* **Exercise**: Retype every entry in its entirety, without alteration.

* **The records**:
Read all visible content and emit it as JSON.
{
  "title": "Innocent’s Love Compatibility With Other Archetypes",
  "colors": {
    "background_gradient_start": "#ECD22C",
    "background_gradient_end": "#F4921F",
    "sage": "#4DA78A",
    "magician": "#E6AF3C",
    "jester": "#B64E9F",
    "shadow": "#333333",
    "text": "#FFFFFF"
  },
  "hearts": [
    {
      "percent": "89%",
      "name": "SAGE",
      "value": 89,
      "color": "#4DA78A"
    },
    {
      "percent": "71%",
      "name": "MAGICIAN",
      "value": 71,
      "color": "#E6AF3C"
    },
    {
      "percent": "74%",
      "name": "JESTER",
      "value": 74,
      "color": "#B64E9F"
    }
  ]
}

* **The completed task**:
Read all visible content and emit it as JSON.
{
  "title": "Innocent’s Love Compatibility With Other Archetypes",
  "colors": {
    "background_gradient_start": "#ECD22C",
    "background_gradient_end": "#F4921F",
    "sage": "#4DA78A",
    "magician": "#E6AF3C",
    "jester": "#B64E9F",
    "shadow": "#333333",
    "text": "#FFFFFF"
  },
  "hearts": [
    {
      "percent": "89%",
      "name": "SAGE",
      "value": 89,
      "color": "#4DA78A"
    },
    {
      "percent": "71%",
      "name": "MAGICIAN",
      "value": 71,
      "color": "#E6AF3C"
    },
    {
      "percent": "74%",
      "name": "JESTER",
      "value": 74,
      "color": "#B64E9F"
    }
  ]
}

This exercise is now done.